Problem requirements:
Find all lines in the records that include the word "been", and copy them out.
## Begin Materials provided
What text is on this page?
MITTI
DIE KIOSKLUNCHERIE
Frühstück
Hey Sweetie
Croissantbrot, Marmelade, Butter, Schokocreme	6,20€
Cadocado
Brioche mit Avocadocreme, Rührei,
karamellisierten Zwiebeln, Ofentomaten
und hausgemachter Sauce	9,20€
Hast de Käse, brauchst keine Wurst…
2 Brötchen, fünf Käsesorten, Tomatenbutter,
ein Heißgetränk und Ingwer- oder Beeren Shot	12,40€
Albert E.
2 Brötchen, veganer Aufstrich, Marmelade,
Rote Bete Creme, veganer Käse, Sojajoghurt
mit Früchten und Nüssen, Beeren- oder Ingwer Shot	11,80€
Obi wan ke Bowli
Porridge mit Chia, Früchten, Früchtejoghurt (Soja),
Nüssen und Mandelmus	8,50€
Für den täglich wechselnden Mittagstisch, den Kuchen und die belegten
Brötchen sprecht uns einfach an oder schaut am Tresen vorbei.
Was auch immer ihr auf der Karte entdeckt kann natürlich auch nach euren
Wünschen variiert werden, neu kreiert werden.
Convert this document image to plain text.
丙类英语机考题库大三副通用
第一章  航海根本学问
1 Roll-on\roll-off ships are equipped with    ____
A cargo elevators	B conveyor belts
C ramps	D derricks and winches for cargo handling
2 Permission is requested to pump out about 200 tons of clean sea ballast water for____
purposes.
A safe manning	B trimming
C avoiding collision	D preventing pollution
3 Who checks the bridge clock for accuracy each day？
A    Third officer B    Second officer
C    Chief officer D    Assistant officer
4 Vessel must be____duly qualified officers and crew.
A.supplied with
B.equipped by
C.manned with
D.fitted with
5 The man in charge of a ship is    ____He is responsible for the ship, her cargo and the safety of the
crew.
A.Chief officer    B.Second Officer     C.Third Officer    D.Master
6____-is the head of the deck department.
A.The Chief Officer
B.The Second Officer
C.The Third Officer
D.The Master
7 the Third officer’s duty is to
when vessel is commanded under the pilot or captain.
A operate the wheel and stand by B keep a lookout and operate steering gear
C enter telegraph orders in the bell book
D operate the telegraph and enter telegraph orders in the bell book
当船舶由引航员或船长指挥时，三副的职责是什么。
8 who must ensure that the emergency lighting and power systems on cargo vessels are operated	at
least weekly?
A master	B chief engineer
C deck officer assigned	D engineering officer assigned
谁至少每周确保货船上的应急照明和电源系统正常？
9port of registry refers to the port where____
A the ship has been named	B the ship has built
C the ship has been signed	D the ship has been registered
## End Materials provided
Solution to this exercise:
A the ship has been named	B the ship has built
C the ship has been signed	D the ship has been registered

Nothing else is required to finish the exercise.